===== PROVIDED DATA
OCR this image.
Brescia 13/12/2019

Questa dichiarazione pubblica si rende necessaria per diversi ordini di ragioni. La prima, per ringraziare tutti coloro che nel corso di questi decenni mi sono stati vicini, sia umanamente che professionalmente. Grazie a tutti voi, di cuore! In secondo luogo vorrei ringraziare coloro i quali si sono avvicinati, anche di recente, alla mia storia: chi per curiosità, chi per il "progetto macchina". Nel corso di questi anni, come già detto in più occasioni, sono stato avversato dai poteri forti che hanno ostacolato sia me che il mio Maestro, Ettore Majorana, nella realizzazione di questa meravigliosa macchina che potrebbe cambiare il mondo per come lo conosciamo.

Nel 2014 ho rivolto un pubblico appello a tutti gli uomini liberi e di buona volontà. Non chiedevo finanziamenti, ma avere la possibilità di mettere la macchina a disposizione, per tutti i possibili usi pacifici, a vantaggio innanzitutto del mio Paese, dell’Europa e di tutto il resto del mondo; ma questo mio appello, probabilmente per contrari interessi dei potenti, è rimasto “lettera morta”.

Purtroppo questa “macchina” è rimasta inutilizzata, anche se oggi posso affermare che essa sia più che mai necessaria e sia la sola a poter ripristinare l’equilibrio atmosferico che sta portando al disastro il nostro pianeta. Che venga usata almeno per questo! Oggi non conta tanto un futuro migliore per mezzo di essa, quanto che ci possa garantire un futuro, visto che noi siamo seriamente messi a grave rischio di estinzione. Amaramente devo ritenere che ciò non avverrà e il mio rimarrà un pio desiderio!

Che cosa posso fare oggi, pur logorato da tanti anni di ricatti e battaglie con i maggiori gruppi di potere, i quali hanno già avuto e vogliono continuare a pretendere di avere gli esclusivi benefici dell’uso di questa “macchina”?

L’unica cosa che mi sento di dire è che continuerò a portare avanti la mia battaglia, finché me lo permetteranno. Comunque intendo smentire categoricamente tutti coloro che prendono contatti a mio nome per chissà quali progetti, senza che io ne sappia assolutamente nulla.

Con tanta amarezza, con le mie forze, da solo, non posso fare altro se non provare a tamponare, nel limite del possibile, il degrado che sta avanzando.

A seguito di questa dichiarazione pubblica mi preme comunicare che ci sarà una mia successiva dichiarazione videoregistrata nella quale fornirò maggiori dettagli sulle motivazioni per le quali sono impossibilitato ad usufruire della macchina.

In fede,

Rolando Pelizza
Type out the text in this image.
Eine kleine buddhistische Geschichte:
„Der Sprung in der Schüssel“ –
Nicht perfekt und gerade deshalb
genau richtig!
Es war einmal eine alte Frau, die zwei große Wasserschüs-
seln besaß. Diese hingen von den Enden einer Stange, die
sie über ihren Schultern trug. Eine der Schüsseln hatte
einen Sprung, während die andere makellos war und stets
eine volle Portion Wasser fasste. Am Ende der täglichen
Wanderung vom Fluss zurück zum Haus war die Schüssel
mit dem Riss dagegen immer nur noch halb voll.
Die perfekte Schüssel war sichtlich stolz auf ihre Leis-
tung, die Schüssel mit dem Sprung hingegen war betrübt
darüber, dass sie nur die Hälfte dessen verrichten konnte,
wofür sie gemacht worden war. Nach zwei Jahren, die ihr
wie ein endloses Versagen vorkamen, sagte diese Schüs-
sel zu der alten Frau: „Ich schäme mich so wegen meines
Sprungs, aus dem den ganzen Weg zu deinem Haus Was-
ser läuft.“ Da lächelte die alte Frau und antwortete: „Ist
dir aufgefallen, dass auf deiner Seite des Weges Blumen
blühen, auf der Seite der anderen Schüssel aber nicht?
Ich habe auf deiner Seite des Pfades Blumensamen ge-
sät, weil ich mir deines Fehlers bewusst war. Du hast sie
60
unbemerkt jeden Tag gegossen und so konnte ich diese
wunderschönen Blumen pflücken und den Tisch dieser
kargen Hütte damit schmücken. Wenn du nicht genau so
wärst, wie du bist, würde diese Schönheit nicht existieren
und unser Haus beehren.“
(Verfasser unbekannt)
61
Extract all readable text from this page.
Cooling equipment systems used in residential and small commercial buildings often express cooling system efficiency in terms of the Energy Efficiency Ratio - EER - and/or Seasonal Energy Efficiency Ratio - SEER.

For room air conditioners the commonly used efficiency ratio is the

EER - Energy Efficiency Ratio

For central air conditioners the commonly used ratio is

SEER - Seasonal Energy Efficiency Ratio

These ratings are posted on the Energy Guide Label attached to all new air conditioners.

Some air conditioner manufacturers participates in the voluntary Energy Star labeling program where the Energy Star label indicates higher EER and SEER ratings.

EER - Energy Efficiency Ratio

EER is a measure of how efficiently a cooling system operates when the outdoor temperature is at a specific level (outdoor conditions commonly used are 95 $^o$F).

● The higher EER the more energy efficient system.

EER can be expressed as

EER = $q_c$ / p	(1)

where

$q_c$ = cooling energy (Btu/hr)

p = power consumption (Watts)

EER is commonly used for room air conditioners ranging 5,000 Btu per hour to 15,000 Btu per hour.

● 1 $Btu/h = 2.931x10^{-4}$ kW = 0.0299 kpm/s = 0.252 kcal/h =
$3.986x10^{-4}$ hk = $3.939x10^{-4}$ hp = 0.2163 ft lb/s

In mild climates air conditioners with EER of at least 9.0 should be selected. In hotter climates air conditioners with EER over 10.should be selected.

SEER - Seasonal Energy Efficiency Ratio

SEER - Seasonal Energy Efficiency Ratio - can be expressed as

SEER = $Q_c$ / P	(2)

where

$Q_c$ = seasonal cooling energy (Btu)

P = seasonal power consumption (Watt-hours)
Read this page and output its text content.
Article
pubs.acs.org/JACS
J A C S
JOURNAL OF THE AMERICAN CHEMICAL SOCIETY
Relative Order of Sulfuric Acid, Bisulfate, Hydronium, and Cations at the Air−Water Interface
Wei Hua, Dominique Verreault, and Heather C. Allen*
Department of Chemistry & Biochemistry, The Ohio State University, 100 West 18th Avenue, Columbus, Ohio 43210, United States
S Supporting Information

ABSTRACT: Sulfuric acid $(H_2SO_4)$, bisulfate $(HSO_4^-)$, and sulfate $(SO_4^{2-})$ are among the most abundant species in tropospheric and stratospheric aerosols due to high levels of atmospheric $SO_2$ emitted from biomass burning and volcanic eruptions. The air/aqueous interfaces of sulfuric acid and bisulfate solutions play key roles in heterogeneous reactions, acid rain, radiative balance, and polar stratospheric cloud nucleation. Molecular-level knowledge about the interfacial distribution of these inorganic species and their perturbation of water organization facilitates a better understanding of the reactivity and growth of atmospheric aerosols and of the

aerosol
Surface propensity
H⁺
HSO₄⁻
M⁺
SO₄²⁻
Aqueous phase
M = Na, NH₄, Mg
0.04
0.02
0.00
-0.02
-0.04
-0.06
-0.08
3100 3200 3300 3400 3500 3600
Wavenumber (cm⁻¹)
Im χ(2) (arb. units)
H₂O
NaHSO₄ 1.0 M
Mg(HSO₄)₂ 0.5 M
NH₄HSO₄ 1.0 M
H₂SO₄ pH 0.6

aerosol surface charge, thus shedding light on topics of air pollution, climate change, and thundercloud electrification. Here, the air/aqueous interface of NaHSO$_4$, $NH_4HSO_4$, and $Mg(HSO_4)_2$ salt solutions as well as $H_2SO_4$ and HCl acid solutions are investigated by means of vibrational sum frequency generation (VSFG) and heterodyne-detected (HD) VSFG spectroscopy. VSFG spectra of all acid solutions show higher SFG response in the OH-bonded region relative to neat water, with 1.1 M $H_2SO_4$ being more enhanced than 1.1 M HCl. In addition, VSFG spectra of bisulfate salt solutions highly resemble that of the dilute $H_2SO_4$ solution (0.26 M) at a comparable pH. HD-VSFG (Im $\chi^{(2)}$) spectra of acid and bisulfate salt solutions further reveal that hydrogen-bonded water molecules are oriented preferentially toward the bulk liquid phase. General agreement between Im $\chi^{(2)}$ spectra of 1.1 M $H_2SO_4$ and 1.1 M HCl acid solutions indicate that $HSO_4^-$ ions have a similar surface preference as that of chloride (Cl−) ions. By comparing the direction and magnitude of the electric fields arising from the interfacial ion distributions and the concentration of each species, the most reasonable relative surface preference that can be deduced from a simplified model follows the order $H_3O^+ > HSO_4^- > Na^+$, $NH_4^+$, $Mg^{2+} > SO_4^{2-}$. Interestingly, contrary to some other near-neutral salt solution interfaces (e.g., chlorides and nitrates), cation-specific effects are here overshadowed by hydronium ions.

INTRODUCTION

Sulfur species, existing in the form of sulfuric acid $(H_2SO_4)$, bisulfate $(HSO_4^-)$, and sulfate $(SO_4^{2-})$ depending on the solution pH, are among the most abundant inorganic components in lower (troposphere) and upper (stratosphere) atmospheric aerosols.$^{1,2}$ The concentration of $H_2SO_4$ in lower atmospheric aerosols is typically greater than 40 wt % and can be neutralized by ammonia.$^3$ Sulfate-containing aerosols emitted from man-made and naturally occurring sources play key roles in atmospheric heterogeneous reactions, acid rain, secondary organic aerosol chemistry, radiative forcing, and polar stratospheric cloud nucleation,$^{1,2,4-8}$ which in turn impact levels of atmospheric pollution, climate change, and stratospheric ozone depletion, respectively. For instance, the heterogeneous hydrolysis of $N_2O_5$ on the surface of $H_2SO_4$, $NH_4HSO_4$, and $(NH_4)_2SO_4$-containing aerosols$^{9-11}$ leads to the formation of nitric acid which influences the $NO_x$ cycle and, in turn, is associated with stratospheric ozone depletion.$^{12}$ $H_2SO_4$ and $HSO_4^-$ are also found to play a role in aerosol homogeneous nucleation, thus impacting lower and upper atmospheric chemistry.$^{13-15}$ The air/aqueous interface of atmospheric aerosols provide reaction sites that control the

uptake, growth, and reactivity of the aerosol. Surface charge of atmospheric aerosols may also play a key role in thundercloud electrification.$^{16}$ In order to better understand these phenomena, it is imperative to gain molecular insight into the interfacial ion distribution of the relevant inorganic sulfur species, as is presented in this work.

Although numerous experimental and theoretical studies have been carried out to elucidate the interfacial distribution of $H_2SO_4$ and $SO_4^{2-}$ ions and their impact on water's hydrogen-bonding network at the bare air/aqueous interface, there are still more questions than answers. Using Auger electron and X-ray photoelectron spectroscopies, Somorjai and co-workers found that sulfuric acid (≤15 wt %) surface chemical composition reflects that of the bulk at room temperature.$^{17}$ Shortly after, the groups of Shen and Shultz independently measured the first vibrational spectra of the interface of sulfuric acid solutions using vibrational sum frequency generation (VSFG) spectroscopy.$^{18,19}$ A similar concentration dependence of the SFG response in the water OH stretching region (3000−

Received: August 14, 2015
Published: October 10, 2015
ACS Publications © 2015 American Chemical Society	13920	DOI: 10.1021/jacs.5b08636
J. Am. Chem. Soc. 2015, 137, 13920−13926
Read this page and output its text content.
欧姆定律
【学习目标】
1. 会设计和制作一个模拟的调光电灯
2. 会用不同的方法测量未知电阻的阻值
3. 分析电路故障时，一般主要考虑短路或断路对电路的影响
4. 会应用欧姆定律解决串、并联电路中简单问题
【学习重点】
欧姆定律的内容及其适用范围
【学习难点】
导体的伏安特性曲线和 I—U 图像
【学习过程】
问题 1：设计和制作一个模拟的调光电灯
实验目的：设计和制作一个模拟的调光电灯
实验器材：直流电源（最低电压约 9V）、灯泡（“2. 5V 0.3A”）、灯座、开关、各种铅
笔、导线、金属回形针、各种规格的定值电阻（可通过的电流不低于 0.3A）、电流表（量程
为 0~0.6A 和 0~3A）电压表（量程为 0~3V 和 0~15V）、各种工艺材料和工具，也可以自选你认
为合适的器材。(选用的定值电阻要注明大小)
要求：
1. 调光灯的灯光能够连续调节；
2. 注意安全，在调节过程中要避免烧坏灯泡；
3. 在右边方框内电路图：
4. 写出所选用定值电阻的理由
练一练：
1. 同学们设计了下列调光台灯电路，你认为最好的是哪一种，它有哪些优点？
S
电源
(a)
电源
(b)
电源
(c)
==========
REQUIRED TASK.
Across the data, tally the lines containing "used" and give back the number alone.

ANSWER IN FULL.
5